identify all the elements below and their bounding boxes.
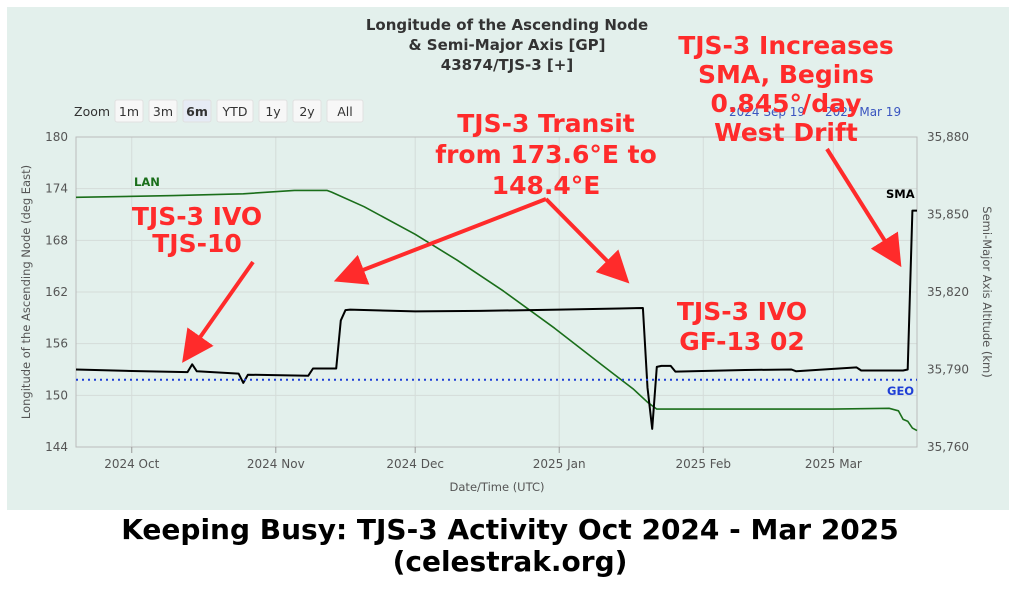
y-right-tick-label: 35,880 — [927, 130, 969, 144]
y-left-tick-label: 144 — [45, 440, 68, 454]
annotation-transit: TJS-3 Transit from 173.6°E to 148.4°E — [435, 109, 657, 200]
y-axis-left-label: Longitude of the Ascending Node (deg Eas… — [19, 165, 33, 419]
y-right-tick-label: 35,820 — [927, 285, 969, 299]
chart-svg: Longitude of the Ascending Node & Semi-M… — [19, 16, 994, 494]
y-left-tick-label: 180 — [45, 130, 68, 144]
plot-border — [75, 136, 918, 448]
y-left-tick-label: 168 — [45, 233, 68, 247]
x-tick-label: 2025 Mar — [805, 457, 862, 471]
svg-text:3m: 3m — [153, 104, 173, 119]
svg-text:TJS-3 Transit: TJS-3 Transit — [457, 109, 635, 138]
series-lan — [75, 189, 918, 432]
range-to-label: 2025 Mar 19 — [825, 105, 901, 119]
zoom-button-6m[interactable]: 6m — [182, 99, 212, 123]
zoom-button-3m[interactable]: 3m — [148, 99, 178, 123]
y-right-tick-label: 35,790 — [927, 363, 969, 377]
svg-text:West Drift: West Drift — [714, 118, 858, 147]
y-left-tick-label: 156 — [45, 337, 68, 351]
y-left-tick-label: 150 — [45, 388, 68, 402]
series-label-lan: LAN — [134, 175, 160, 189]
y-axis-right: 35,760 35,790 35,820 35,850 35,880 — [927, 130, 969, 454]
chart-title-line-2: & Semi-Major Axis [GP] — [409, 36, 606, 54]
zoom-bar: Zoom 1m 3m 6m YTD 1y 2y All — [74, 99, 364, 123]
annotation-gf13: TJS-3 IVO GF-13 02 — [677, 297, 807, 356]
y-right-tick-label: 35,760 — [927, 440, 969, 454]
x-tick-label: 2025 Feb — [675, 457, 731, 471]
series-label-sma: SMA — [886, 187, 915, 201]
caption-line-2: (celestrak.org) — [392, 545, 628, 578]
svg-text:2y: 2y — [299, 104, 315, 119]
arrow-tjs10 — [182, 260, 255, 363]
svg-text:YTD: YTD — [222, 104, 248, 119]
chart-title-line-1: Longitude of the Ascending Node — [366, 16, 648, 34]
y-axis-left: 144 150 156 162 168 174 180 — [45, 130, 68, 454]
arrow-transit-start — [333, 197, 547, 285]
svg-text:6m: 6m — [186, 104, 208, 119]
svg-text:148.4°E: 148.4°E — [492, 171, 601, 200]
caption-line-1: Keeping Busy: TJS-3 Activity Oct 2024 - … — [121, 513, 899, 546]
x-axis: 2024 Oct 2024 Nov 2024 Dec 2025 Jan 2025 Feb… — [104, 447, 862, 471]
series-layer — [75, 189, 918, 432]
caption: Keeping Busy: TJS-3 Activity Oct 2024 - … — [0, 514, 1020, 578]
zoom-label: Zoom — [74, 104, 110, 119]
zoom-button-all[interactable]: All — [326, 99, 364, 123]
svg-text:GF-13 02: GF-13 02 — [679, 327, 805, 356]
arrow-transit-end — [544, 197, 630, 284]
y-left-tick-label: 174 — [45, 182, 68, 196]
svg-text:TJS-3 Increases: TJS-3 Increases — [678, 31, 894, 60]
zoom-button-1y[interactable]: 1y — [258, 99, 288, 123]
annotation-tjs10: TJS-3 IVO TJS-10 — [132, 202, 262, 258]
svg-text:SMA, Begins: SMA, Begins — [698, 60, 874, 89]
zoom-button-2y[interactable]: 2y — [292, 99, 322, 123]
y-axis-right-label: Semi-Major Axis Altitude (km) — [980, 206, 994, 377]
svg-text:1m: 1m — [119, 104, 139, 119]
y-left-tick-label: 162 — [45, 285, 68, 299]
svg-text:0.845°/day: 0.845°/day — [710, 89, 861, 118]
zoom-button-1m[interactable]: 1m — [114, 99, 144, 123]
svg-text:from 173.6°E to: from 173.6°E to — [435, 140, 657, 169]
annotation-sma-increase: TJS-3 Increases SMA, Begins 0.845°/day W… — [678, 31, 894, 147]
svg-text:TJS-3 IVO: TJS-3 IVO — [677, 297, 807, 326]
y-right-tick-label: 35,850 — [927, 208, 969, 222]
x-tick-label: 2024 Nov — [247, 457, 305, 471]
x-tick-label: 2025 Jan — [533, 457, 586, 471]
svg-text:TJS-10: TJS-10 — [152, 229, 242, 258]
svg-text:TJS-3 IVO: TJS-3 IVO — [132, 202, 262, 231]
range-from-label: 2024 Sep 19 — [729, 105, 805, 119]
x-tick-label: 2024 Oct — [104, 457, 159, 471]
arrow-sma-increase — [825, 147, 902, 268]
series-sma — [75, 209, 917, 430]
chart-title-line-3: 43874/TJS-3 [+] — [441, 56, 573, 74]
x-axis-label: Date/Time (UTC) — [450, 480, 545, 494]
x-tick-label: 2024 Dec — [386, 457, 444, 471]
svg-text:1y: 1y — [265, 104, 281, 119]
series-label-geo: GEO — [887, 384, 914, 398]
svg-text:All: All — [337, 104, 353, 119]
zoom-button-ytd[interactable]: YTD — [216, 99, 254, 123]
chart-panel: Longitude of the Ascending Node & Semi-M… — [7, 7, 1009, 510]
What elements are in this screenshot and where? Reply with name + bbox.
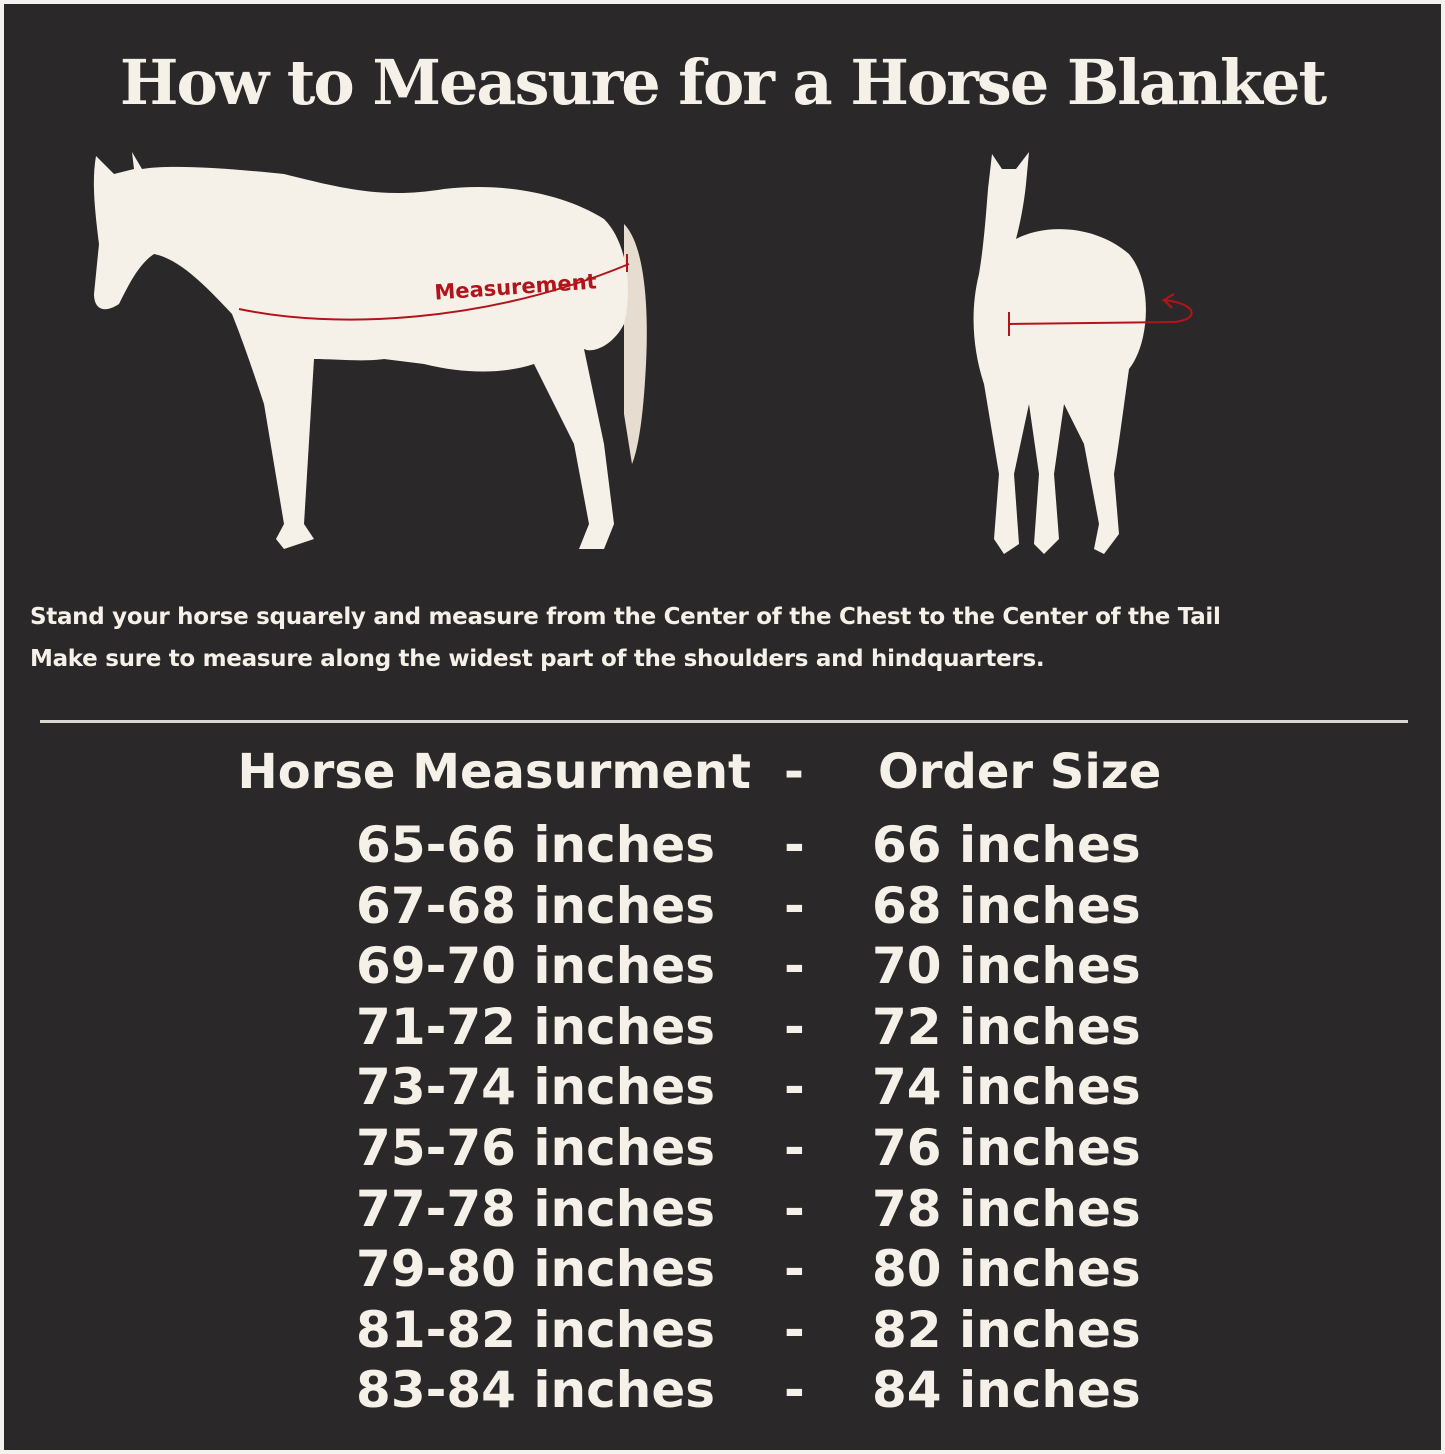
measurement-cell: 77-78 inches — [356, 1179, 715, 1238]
━━━━━━━━━━━━━━━━
### WORK TO COMPLETE
Reproduce all of the data above word for word, omitting the pictures.

### ANSWER FOR THE TASK
identify all the elements below and their bounding boxes.
y-right-tick-label: 35,880 — [927, 130, 969, 144]
y-left-tick-label: 144 — [45, 440, 68, 454]
annotation-transit: TJS-3 Transit from 173.6°E to 148.4°E — [435, 109, 657, 200]
y-axis-left-label: Longitude of the Ascending Node (deg Eas… — [19, 165, 33, 419]
y-right-tick-label: 35,820 — [927, 285, 969, 299]
chart-svg: Longitude of the Ascending Node & Semi-M… — [19, 16, 994, 494]
y-left-tick-label: 180 — [45, 130, 68, 144]
plot-border — [75, 136, 918, 448]
y-left-tick-label: 168 — [45, 233, 68, 247]
x-tick-label: 2025 Mar — [805, 457, 862, 471]
svg-text:3m: 3m — [153, 104, 173, 119]
svg-text:TJS-3 Transit: TJS-3 Transit — [457, 109, 635, 138]
series-lan — [75, 189, 918, 432]
range-to-label: 2025 Mar 19 — [825, 105, 901, 119]
zoom-button-6m[interactable]: 6m — [182, 99, 212, 123]
zoom-button-3m[interactable]: 3m — [148, 99, 178, 123]
y-right-tick-label: 35,790 — [927, 363, 969, 377]
svg-text:West Drift: West Drift — [714, 118, 858, 147]
y-left-tick-label: 156 — [45, 337, 68, 351]
y-left-tick-label: 150 — [45, 388, 68, 402]
series-label-lan: LAN — [134, 175, 160, 189]
y-axis-right: 35,760 35,790 35,820 35,850 35,880 — [927, 130, 969, 454]
chart-title-line-2: & Semi-Major Axis [GP] — [409, 36, 606, 54]
zoom-bar: Zoom 1m 3m 6m YTD 1y 2y All — [74, 99, 364, 123]
annotation-gf13: TJS-3 IVO GF-13 02 — [677, 297, 807, 356]
y-right-tick-label: 35,760 — [927, 440, 969, 454]
x-tick-label: 2025 Feb — [675, 457, 731, 471]
series-label-sma: SMA — [886, 187, 915, 201]
caption-line-2: (celestrak.org) — [392, 545, 628, 578]
svg-text:2y: 2y — [299, 104, 315, 119]
arrow-tjs10 — [182, 260, 255, 363]
svg-text:YTD: YTD — [222, 104, 248, 119]
chart-title-line-1: Longitude of the Ascending Node — [366, 16, 648, 34]
y-axis-left: 144 150 156 162 168 174 180 — [45, 130, 68, 454]
arrow-transit-start — [333, 197, 547, 285]
svg-text:6m: 6m — [186, 104, 208, 119]
svg-text:148.4°E: 148.4°E — [492, 171, 601, 200]
caption-line-1: Keeping Busy: TJS-3 Activity Oct 2024 - … — [121, 513, 899, 546]
x-axis: 2024 Oct 2024 Nov 2024 Dec 2025 Jan 2025 Feb… — [104, 447, 862, 471]
series-layer — [75, 189, 918, 432]
caption: Keeping Busy: TJS-3 Activity Oct 2024 - … — [0, 514, 1020, 578]
zoom-label: Zoom — [74, 104, 110, 119]
zoom-button-all[interactable]: All — [326, 99, 364, 123]
svg-text:GF-13 02: GF-13 02 — [679, 327, 805, 356]
arrow-transit-end — [544, 197, 630, 284]
y-left-tick-label: 174 — [45, 182, 68, 196]
svg-text:TJS-3 Increases: TJS-3 Increases — [678, 31, 894, 60]
zoom-button-1y[interactable]: 1y — [258, 99, 288, 123]
annotation-tjs10: TJS-3 IVO TJS-10 — [132, 202, 262, 258]
svg-text:SMA, Begins: SMA, Begins — [698, 60, 874, 89]
zoom-button-2y[interactable]: 2y — [292, 99, 322, 123]
y-axis-right-label: Semi-Major Axis Altitude (km) — [980, 206, 994, 377]
svg-text:1m: 1m — [119, 104, 139, 119]
y-left-tick-label: 162 — [45, 285, 68, 299]
svg-text:0.845°/day: 0.845°/day — [710, 89, 861, 118]
zoom-button-1m[interactable]: 1m — [114, 99, 144, 123]
svg-text:from 173.6°E to: from 173.6°E to — [435, 140, 657, 169]
annotation-sma-increase: TJS-3 Increases SMA, Begins 0.845°/day W… — [678, 31, 894, 147]
svg-text:TJS-3 IVO: TJS-3 IVO — [677, 297, 807, 326]
y-right-tick-label: 35,850 — [927, 208, 969, 222]
x-tick-label: 2024 Nov — [247, 457, 305, 471]
x-tick-label: 2025 Jan — [533, 457, 586, 471]
svg-text:TJS-10: TJS-10 — [152, 229, 242, 258]
svg-text:TJS-3 IVO: TJS-3 IVO — [132, 202, 262, 231]
range-from-label: 2024 Sep 19 — [729, 105, 805, 119]
x-tick-label: 2024 Oct — [104, 457, 159, 471]
arrow-sma-increase — [825, 147, 902, 268]
series-sma — [75, 209, 917, 430]
chart-title-line-3: 43874/TJS-3 [+] — [441, 56, 573, 74]
x-axis-label: Date/Time (UTC) — [450, 480, 545, 494]
x-tick-label: 2024 Dec — [386, 457, 444, 471]
svg-text:1y: 1y — [265, 104, 281, 119]
series-label-geo: GEO — [887, 384, 914, 398]
svg-text:All: All — [337, 104, 353, 119]
zoom-button-ytd[interactable]: YTD — [216, 99, 254, 123]
chart-panel: Longitude of the Ascending Node & Semi-M… — [7, 7, 1009, 510]
What elements are in this screenshot and where? Reply with name + bbox.
measurement-cell: 77-78 inches — [356, 1179, 715, 1238]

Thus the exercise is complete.